▶ Input:
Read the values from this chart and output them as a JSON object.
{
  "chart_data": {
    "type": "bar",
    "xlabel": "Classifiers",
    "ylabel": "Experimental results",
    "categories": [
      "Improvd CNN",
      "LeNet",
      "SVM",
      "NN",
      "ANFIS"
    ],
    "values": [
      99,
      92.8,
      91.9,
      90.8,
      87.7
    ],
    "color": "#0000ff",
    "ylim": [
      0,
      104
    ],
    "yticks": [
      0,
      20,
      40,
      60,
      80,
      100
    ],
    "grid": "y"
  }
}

▶ Given instruction:
Nothing in the listing may be changed; retype it all exactly.

▶ Written solution:
Read the values from this chart and output them as a JSON object.
{
  "chart_data": {
    "type": "bar",
    "xlabel": "Classifiers",
    "ylabel": "Experimental results",
    "categories": [
      "Improvd CNN",
      "LeNet",
      "SVM",
      "NN",
      "ANFIS"
    ],
    "values": [
      99,
      92.8,
      91.9,
      90.8,
      87.7
    ],
    "color": "#0000ff",
    "ylim": [
      0,
      104
    ],
    "yticks": [
      0,
      20,
      40,
      60,
      80,
      100
    ],
    "grid": "y"
  }
}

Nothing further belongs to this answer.